(Records that describe figures)
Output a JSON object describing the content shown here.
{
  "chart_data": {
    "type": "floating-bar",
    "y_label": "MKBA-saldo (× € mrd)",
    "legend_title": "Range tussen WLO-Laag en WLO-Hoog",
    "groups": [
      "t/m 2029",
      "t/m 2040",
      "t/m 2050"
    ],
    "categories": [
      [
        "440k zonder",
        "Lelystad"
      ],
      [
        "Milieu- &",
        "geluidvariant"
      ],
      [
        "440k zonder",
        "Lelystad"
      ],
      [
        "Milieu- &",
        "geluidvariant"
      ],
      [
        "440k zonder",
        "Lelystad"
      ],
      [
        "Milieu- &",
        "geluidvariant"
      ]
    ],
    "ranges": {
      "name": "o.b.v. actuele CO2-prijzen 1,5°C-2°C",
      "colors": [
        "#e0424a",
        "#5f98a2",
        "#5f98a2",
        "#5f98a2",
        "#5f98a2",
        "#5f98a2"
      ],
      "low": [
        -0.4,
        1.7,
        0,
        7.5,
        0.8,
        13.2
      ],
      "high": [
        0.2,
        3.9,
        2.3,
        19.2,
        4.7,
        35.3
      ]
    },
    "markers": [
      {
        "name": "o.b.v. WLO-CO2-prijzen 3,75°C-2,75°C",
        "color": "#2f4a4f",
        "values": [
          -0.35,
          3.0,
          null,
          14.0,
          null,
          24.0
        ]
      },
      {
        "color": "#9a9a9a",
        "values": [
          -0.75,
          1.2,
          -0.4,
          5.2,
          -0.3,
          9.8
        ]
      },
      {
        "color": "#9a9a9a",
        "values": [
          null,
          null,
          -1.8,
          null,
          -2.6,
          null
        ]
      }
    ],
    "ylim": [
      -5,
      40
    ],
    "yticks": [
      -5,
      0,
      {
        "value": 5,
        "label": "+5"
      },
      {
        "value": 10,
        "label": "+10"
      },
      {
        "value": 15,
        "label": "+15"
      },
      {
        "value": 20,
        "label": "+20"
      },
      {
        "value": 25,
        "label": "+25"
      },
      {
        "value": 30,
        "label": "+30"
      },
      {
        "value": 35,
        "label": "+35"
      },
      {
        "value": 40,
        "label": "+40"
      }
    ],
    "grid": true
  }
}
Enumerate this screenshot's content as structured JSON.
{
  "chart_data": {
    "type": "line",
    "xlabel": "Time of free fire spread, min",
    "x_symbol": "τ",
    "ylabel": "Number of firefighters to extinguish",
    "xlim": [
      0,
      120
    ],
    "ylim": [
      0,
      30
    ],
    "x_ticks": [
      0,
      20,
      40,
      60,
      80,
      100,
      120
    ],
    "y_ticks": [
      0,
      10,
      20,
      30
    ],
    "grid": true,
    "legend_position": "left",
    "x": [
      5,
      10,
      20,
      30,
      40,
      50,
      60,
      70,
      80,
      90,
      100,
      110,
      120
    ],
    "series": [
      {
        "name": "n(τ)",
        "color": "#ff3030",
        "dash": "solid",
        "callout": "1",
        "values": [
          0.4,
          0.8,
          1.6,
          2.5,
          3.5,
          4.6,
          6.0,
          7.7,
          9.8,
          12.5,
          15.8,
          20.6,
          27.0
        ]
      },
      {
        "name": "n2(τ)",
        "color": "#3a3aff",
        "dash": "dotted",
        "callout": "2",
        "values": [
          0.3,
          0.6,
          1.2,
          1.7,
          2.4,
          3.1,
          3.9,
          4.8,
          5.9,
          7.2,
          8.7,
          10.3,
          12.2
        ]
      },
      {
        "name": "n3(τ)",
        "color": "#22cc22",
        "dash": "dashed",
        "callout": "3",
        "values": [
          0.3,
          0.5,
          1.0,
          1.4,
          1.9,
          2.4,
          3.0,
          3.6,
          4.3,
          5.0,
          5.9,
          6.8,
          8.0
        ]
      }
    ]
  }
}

WHAT TO WORK ON ▸
The entries above should be repeated exactly, every one of them.

RESULT OF THE TASK ▸
Output a JSON object describing the content shown here.
{
  "chart_data": {
    "type": "floating-bar",
    "y_label": "MKBA-saldo (× € mrd)",
    "legend_title": "Range tussen WLO-Laag en WLO-Hoog",
    "groups": [
      "t/m 2029",
      "t/m 2040",
      "t/m 2050"
    ],
    "categories": [
      [
        "440k zonder",
        "Lelystad"
      ],
      [
        "Milieu- &",
        "geluidvariant"
      ],
      [
        "440k zonder",
        "Lelystad"
      ],
      [
        "Milieu- &",
        "geluidvariant"
      ],
      [
        "440k zonder",
        "Lelystad"
      ],
      [
        "Milieu- &",
        "geluidvariant"
      ]
    ],
    "ranges": {
      "name": "o.b.v. actuele CO2-prijzen 1,5°C-2°C",
      "colors": [
        "#e0424a",
        "#5f98a2",
        "#5f98a2",
        "#5f98a2",
        "#5f98a2",
        "#5f98a2"
      ],
      "low": [
        -0.4,
        1.7,
        0,
        7.5,
        0.8,
        13.2
      ],
      "high": [
        0.2,
        3.9,
        2.3,
        19.2,
        4.7,
        35.3
      ]
    },
    "markers": [
      {
        "name": "o.b.v. WLO-CO2-prijzen 3,75°C-2,75°C",
        "color": "#2f4a4f",
        "values": [
          -0.35,
          3.0,
          null,
          14.0,
          null,
          24.0
        ]
      },
      {
        "color": "#9a9a9a",
        "values": [
          -0.75,
          1.2,
          -0.4,
          5.2,
          -0.3,
          9.8
        ]
      },
      {
        "color": "#9a9a9a",
        "values": [
          null,
          null,
          -1.8,
          null,
          -2.6,
          null
        ]
      }
    ],
    "ylim": [
      -5,
      40
    ],
    "yticks": [
      -5,
      0,
      {
        "value": 5,
        "label": "+5"
      },
      {
        "value": 10,
        "label": "+10"
      },
      {
        "value": 15,
        "label": "+15"
      },
      {
        "value": 20,
        "label": "+20"
      },
      {
        "value": 25,
        "label": "+25"
      },
      {
        "value": 30,
        "label": "+30"
      },
      {
        "value": 35,
        "label": "+35"
      },
      {
        "value": 40,
        "label": "+40"
      }
    ],
    "grid": true
  }
}
Enumerate this screenshot's content as structured JSON.
{
  "chart_data": {
    "type": "line",
    "xlabel": "Time of free fire spread, min",
    "x_symbol": "τ",
    "ylabel": "Number of firefighters to extinguish",
    "xlim": [
      0,
      120
    ],
    "ylim": [
      0,
      30
    ],
    "x_ticks": [
      0,
      20,
      40,
      60,
      80,
      100,
      120
    ],
    "y_ticks": [
      0,
      10,
      20,
      30
    ],
    "grid": true,
    "legend_position": "left",
    "x": [
      5,
      10,
      20,
      30,
      40,
      50,
      60,
      70,
      80,
      90,
      100,
      110,
      120
    ],
    "series": [
      {
        "name": "n(τ)",
        "color": "#ff3030",
        "dash": "solid",
        "callout": "1",
        "values": [
          0.4,
          0.8,
          1.6,
          2.5,
          3.5,
          4.6,
          6.0,
          7.7,
          9.8,
          12.5,
          15.8,
          20.6,
          27.0
        ]
      },
      {
        "name": "n2(τ)",
        "color": "#3a3aff",
        "dash": "dotted",
        "callout": "2",
        "values": [
          0.3,
          0.6,
          1.2,
          1.7,
          2.4,
          3.1,
          3.9,
          4.8,
          5.9,
          7.2,
          8.7,
          10.3,
          12.2
        ]
      },
      {
        "name": "n3(τ)",
        "color": "#22cc22",
        "dash": "dashed",
        "callout": "3",
        "values": [
          0.3,
          0.5,
          1.0,
          1.4,
          1.9,
          2.4,
          3.0,
          3.6,
          4.3,
          5.0,
          5.9,
          6.8,
          8.0
        ]
      }
    ]
  }
}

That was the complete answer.